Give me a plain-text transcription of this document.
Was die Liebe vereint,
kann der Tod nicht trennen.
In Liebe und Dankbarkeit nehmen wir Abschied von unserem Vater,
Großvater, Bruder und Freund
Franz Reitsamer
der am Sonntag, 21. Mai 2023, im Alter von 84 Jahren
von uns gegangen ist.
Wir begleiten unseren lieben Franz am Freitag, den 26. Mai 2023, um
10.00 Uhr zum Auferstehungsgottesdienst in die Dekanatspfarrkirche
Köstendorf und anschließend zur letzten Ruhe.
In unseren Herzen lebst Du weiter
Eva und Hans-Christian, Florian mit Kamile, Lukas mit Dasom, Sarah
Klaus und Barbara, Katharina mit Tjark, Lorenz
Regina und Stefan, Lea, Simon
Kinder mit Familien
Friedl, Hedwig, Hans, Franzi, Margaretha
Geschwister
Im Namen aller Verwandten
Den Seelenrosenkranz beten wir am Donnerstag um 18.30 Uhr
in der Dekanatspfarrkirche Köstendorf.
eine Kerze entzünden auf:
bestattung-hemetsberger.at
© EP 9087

○ ○ ○ ○ ○

WHAT TO PRODUCE: Take the material above and return all of it exactly.

EXERCISE SOLUTION:
Give me a plain-text transcription of this document.
Was die Liebe vereint,
kann der Tod nicht trennen.
In Liebe und Dankbarkeit nehmen wir Abschied von unserem Vater,
Großvater, Bruder und Freund
Franz Reitsamer
der am Sonntag, 21. Mai 2023, im Alter von 84 Jahren
von uns gegangen ist.
Wir begleiten unseren lieben Franz am Freitag, den 26. Mai 2023, um
10.00 Uhr zum Auferstehungsgottesdienst in die Dekanatspfarrkirche
Köstendorf und anschließend zur letzten Ruhe.
In unseren Herzen lebst Du weiter
Eva und Hans-Christian, Florian mit Kamile, Lukas mit Dasom, Sarah
Klaus und Barbara, Katharina mit Tjark, Lorenz
Regina und Stefan, Lea, Simon
Kinder mit Familien
Friedl, Hedwig, Hans, Franzi, Margaretha
Geschwister
Im Namen aller Verwandten
Den Seelenrosenkranz beten wir am Donnerstag um 18.30 Uhr
in der Dekanatspfarrkirche Köstendorf.
eine Kerze entzünden auf:
bestattung-hemetsberger.at
© EP 9087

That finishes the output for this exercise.